**EXTRAIT:**
La peinture d'Anne Tastemain

14 Janvier 2018 , Rédigé par Clotilde Escalle

Couleur et palimpseste

D’emblée, nous sommes face à une surface qui s’impose à nous par sa capacité d’aveuglement et de dévoilement. Comme si derrière l’opacité qui entend faire régner un silence d’avant la création, se jouait la peinture dans ce qu’elle trame d’essentiel, son surgissement.

Nous pourrions lire la surface avec la facilité d’influences diverses, que l’on pense d’emblée à Rothko et plus loin à Viallat, mais si l’on approche cet espace qui ne livre pas son secret et offre depuis l’austérité maquillée par la couleur une beauté tout intérieure, alors l’acte de peindre semble nous être livré dans son élaboration, par des palimpsestes de gestes et de couleurs.

Immensité du paysage caché, de ces paysages qui ne recherchent aucun reflet, aucune représentation, mais l’abîme qui les élabore, la tension qu’ils suscitent en nous, dans un élan, une aimantation qui gronde sous la surface.

**EXTRAIT DE DONNÉES:**
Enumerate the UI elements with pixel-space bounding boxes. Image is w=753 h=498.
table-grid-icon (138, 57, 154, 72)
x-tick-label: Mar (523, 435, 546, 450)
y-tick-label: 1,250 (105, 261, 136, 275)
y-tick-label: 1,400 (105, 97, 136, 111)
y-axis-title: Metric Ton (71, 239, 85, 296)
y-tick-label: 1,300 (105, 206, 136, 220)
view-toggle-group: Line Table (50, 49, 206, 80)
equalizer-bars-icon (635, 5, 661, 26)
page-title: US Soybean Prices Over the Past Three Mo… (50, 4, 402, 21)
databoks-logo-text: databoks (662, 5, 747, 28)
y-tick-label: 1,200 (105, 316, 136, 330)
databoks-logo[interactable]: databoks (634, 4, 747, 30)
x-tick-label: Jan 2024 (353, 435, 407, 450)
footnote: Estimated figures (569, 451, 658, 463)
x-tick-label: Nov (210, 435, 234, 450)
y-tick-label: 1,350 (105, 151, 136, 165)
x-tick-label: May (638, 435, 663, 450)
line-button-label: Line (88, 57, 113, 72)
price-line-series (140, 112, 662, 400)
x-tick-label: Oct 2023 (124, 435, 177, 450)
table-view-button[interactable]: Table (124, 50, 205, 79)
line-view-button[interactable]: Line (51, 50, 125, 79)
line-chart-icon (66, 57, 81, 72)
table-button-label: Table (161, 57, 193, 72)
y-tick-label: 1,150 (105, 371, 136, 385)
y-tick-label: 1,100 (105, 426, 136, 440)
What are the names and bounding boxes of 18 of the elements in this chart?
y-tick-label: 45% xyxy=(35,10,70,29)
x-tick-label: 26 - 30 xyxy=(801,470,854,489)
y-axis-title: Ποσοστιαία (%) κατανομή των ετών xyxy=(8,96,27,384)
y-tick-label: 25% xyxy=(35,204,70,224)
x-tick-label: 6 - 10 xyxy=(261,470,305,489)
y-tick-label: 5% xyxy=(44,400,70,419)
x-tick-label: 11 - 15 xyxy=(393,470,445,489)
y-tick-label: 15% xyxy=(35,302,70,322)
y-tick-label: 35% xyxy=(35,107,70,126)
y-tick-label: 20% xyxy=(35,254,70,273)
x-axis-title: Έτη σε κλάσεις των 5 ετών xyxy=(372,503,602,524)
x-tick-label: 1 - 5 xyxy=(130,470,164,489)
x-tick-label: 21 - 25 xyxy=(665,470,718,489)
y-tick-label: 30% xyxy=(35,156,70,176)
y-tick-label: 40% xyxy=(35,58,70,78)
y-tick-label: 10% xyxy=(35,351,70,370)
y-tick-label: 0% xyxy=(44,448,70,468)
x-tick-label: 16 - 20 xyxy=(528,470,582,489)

**TRAVAIL À FAIRE:**
1 > Selon l'extrait consacré à la peinture d'Anne Tastemain, à quels peintres peut-on penser d'emblée en lisant la surface ?
2 > Poursuivez le texte sur la peinture d'Anne Tastemain à la suite de sa dernière phrase.

**CORRIGÉ:**
1 > À Rothko et, plus loin, à Viallat.

2 >
Comme l’écrit Anne Tastemain : „J’ai très tôt, pour des raisons qui ne me sont pas claires, fait glisser hors du tableau toute forme de narration, dissocié image, représentation, travail au trait et couleur.“

L’ouverture au monde

Cet espace du dedans, pour reprendre un titre de Maurice Blanchot, même si la formule s’appliquait à la littérature, peut également, pour un médium différent, tenter de redonner la force de ce qui s’aventure en nous sans qu’on puisse le nommer, qui échappe à toute définition et qui clame son ouverture au monde. Car cette déclinaison de la peinture par pans qui dilatent l’espace et le temps, travaille le regard dans une intimité du souffle et du détail. L’œil accroche la moindre bribe de narration, c’est un éclat, l’écorchure d’un récit occulté. Et ce détail, cette écorchure – une coulure, un tressage subtil qui livrerait quelques uns de ses fils – redonnent récit à leur façon, un récit d’avant les mots, une perception à l’infini.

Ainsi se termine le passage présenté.